What to do :: Your answer is to be the count alone: the number of lines in the data below where "MacDonald" appears.

Recorded data ::
Content starts

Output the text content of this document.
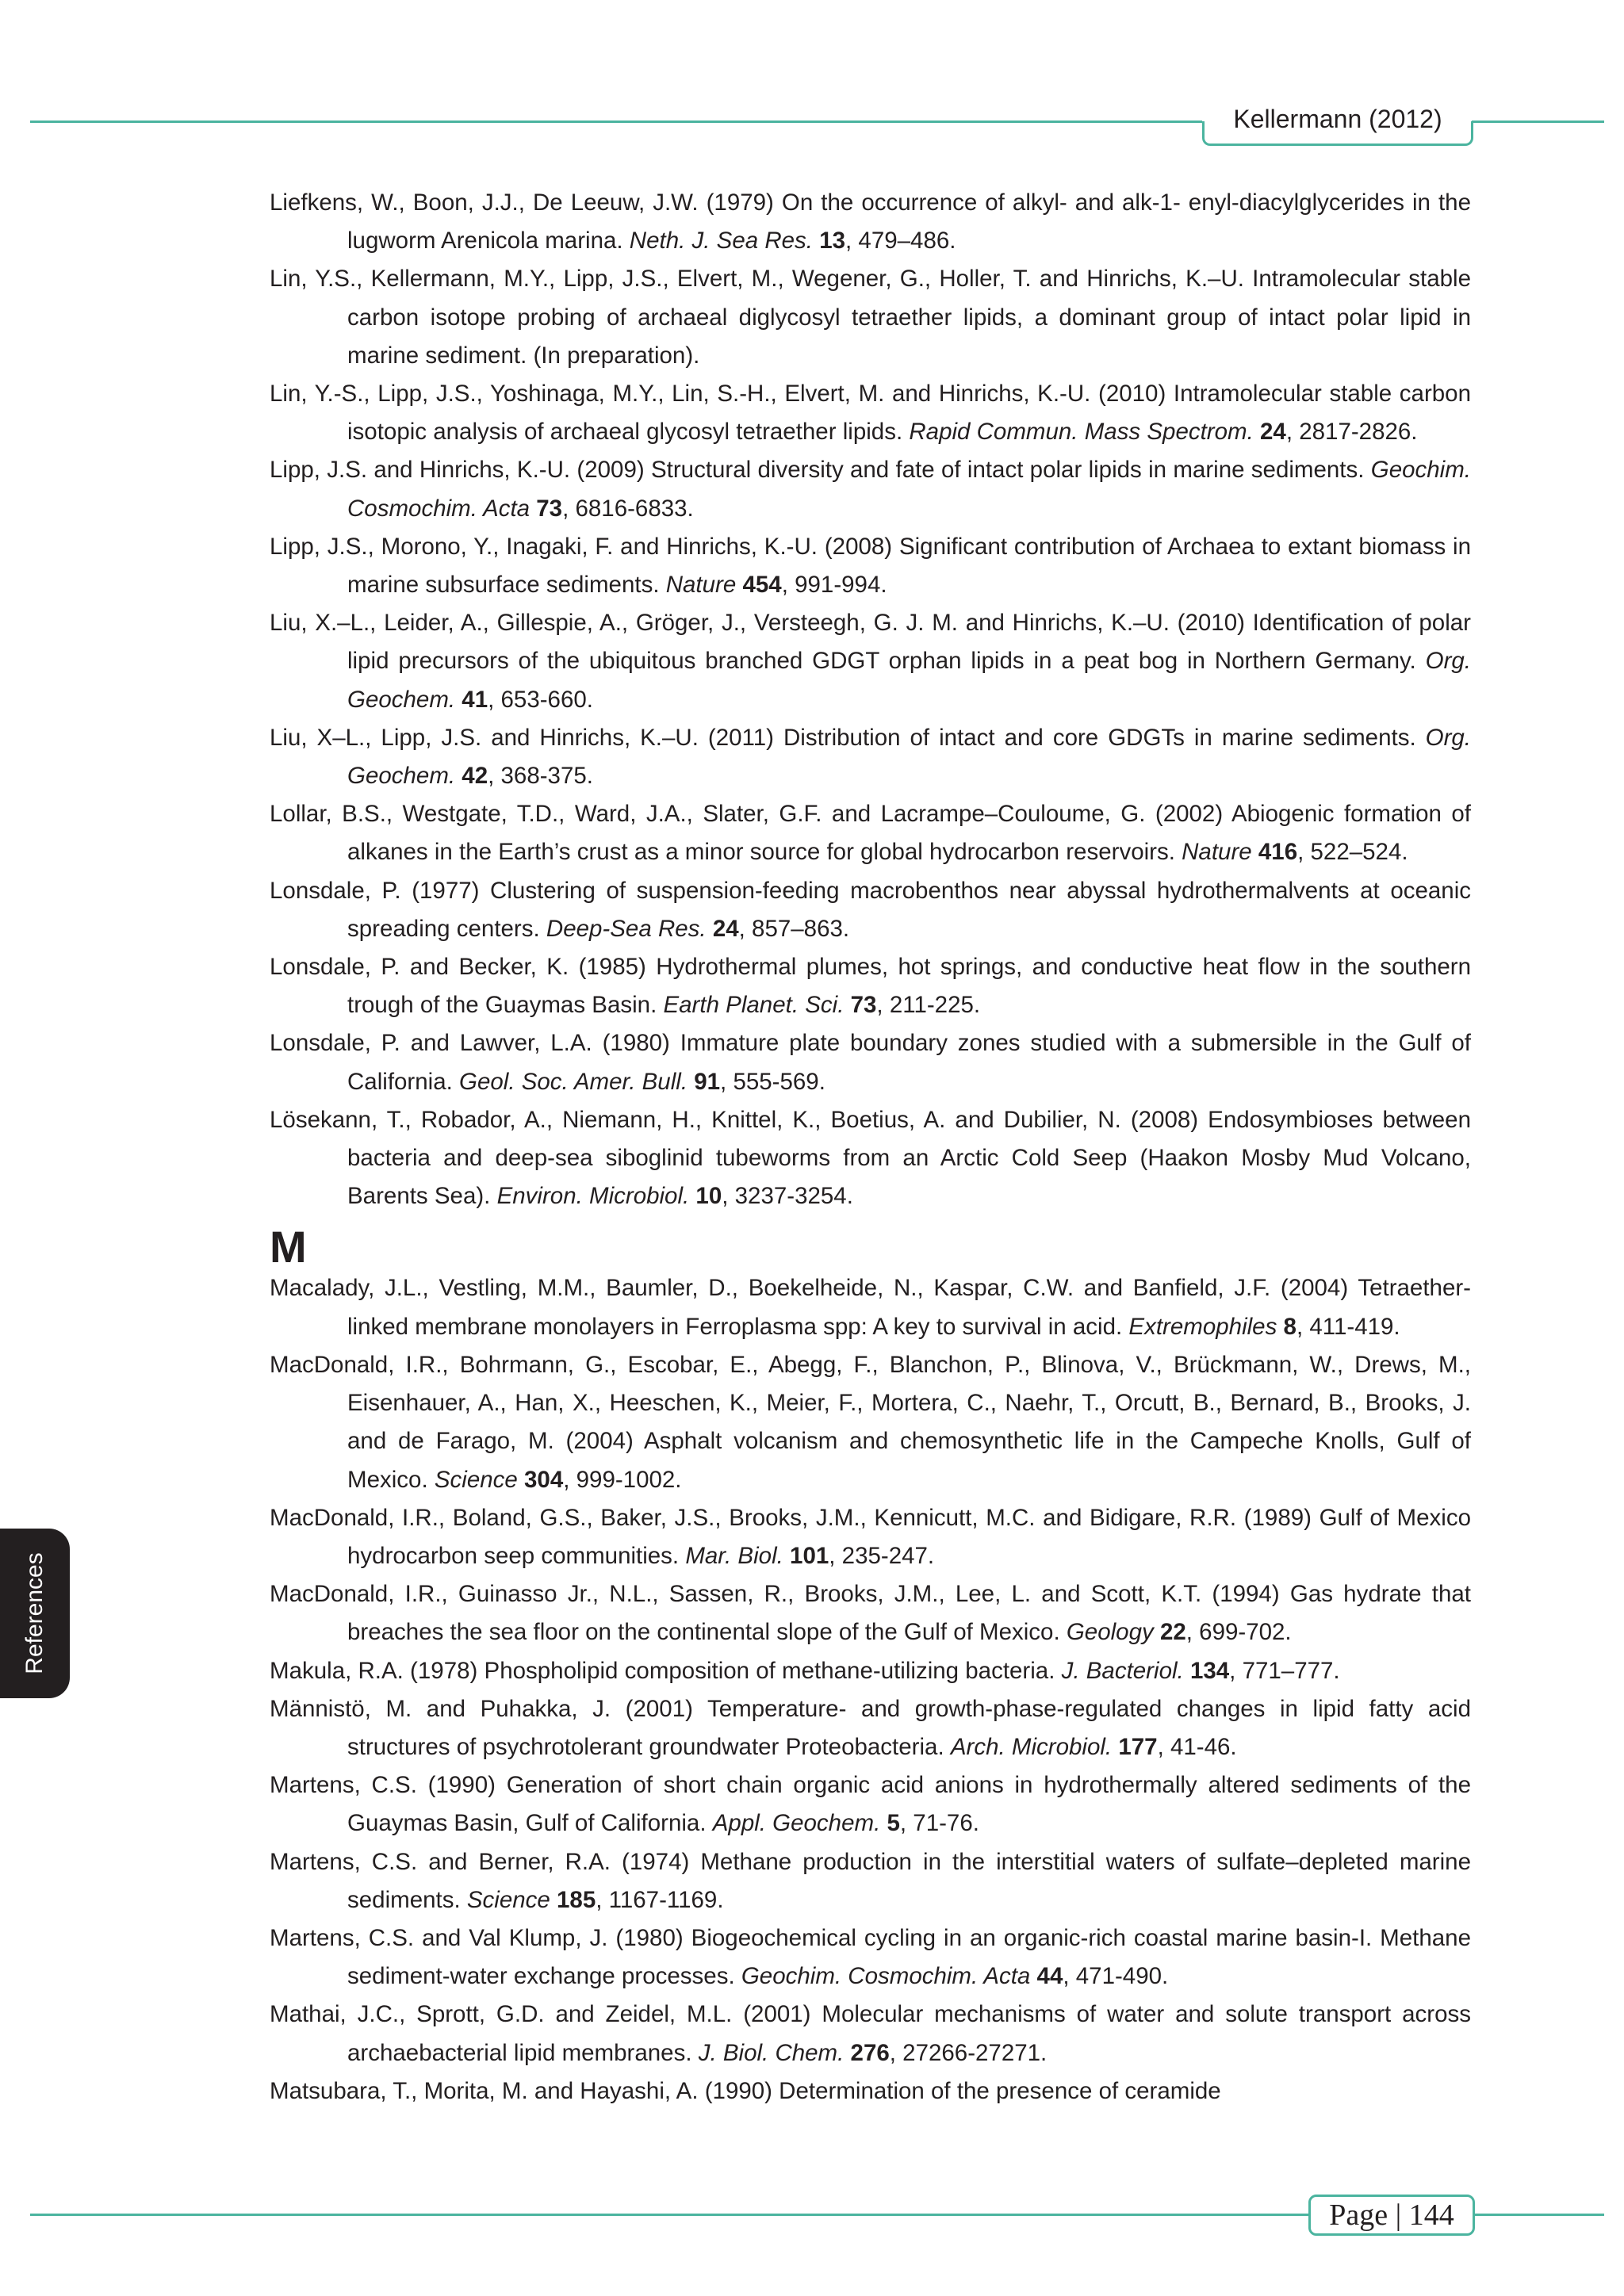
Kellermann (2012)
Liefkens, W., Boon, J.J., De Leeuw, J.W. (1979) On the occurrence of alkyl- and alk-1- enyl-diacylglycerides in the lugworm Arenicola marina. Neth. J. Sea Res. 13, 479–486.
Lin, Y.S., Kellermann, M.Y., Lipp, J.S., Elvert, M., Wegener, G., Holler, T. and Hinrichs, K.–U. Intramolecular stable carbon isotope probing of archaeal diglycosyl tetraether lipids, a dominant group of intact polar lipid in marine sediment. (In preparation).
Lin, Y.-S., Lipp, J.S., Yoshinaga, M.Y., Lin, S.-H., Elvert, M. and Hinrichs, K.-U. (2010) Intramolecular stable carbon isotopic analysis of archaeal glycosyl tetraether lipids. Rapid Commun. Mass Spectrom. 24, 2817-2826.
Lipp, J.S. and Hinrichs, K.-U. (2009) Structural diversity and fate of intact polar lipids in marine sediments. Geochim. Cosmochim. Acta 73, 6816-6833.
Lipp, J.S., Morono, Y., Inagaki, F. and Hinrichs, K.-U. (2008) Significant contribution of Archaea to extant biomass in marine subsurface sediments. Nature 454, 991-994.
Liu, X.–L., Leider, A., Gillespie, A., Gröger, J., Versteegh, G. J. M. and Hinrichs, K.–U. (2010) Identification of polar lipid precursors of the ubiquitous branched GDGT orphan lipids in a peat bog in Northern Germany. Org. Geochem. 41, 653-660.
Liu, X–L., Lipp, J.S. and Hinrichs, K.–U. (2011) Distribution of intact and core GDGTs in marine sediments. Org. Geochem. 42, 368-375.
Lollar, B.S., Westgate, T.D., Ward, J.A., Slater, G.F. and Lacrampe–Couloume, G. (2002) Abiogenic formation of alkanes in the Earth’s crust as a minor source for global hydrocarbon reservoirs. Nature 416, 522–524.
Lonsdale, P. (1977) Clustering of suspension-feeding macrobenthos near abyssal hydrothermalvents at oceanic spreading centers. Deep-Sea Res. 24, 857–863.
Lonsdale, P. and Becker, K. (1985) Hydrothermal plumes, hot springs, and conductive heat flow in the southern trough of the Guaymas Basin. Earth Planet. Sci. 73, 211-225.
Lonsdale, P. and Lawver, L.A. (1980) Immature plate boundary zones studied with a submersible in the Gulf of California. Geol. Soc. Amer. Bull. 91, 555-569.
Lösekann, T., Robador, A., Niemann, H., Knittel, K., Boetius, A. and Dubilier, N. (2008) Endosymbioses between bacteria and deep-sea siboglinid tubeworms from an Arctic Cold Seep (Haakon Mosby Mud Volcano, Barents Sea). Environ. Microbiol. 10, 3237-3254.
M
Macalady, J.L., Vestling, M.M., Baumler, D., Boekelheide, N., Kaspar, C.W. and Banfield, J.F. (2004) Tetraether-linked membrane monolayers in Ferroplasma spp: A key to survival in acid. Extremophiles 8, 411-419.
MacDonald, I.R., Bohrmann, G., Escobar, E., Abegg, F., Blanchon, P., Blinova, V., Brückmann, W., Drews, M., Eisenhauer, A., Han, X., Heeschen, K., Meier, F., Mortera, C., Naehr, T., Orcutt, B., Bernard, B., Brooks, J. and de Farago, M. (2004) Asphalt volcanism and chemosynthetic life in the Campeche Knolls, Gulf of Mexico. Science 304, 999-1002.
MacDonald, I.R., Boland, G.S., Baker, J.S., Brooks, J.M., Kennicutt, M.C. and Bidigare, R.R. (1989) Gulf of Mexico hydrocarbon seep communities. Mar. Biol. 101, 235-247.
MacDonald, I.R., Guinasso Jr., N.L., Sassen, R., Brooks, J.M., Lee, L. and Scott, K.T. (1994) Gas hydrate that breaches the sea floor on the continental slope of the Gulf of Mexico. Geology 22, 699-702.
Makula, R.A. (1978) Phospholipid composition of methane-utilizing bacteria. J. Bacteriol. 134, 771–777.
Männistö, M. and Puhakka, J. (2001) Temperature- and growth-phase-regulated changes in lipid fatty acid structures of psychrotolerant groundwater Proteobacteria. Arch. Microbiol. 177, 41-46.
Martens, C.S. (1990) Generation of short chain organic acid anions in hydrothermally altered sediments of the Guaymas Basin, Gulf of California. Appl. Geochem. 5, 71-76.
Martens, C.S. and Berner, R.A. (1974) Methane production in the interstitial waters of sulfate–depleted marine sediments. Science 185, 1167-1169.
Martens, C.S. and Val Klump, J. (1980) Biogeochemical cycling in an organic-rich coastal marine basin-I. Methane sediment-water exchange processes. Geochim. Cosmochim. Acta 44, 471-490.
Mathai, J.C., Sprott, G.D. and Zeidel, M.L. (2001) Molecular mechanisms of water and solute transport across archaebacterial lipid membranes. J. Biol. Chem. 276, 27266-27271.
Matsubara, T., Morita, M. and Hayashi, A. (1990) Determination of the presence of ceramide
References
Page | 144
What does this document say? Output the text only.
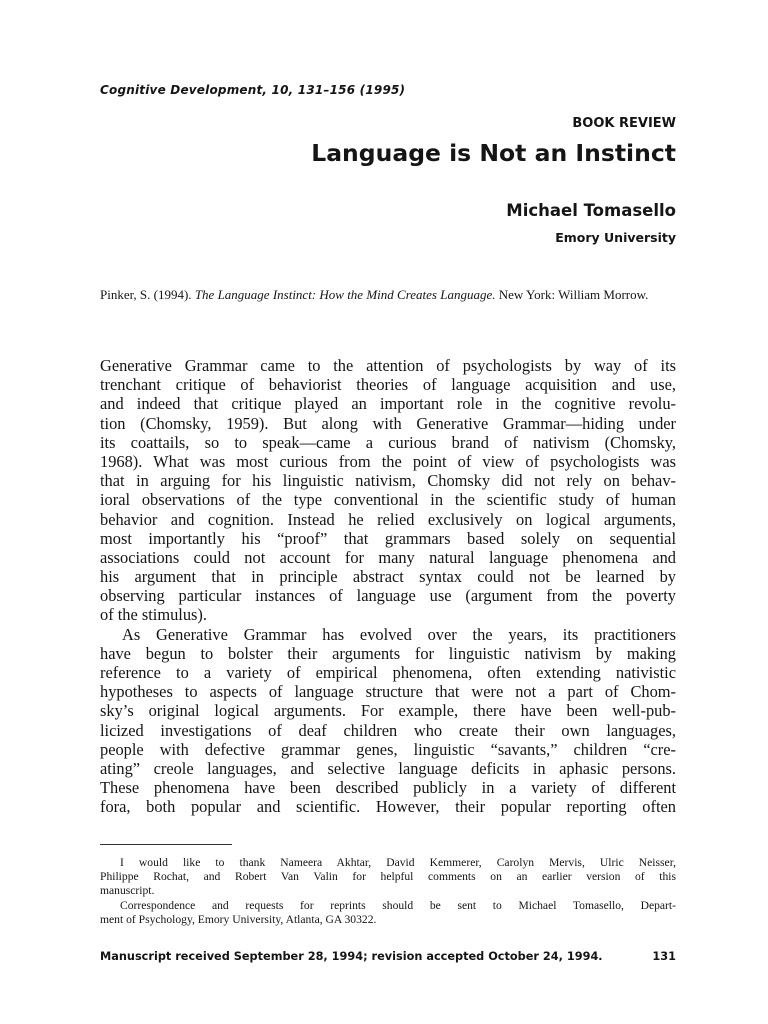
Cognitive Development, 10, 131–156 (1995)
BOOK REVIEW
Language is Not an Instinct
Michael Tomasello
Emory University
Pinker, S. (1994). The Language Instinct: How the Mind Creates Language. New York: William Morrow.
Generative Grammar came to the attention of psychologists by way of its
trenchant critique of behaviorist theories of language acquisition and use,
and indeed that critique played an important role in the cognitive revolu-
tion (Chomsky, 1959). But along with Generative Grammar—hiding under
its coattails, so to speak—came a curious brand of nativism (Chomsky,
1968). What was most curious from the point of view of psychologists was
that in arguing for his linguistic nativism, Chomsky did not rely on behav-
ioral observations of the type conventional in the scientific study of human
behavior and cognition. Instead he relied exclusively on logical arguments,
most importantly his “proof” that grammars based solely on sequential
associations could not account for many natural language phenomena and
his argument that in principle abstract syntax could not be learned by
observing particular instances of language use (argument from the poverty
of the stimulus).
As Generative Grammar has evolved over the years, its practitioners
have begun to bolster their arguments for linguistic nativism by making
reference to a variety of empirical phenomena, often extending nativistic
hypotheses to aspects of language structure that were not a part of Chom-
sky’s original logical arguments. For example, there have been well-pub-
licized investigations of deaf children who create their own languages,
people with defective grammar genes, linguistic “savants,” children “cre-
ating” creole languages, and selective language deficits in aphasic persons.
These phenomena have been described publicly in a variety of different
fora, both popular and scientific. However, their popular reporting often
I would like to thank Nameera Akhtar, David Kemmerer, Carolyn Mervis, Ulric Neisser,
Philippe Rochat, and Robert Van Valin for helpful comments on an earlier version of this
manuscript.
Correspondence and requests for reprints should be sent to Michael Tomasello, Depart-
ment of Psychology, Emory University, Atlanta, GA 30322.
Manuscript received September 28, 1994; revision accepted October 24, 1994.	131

Content ends

Answer to the exercise :: 3